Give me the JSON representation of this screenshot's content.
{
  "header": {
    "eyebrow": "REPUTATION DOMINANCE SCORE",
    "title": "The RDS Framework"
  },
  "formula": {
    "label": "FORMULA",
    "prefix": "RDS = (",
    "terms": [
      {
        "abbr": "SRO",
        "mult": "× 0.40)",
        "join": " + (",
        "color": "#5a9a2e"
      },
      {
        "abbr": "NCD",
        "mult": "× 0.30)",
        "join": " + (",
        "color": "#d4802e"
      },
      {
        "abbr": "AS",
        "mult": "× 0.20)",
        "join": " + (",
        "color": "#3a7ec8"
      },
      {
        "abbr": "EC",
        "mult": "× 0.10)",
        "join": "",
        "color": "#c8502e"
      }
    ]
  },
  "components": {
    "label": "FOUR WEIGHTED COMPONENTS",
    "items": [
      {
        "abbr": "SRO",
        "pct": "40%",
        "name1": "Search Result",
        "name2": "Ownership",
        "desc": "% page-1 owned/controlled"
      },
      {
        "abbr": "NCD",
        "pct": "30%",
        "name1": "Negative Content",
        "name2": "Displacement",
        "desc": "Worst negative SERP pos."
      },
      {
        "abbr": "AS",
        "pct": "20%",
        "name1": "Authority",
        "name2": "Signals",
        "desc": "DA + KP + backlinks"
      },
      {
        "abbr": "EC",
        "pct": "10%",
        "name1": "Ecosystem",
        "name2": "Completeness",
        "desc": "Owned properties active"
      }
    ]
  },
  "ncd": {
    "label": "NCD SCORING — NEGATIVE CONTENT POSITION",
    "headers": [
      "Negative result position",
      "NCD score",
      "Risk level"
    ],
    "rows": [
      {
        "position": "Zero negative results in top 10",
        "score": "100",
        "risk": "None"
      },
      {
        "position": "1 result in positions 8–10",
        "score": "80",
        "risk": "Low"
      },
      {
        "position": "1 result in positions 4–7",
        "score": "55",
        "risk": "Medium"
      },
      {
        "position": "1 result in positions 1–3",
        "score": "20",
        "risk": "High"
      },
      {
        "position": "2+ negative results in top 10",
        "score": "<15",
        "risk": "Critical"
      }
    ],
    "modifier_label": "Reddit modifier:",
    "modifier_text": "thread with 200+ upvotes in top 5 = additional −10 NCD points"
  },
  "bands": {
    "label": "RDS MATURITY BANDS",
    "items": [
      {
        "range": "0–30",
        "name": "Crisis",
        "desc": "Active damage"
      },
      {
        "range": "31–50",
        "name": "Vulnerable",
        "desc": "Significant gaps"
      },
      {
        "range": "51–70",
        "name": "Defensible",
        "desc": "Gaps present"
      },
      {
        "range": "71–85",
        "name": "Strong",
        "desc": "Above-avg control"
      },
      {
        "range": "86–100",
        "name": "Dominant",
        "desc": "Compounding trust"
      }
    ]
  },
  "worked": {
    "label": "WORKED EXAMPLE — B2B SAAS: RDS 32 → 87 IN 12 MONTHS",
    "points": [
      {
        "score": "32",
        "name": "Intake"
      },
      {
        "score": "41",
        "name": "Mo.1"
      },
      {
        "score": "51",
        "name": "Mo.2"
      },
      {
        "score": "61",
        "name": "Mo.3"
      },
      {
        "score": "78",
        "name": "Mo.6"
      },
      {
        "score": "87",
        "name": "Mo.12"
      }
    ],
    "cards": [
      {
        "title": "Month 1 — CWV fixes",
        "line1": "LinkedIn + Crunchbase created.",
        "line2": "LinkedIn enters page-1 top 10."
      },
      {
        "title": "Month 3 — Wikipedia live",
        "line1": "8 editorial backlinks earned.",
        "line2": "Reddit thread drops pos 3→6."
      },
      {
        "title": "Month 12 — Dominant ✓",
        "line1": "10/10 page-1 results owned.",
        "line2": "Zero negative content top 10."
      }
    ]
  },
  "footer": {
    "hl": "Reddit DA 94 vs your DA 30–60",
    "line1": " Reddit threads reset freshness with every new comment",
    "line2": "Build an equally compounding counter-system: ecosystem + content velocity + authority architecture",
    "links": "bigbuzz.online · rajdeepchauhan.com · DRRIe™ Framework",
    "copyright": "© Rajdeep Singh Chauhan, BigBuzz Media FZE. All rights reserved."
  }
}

THE REQUEST
Read the entries above, then pull out the lines that include "page".

ANSWER TO THIS EXERCISE
        "desc": "% page-1 owned/controlled"
        "line2": "LinkedIn enters page-1 top 10."
        "line1": "10/10 page-1 results owned.",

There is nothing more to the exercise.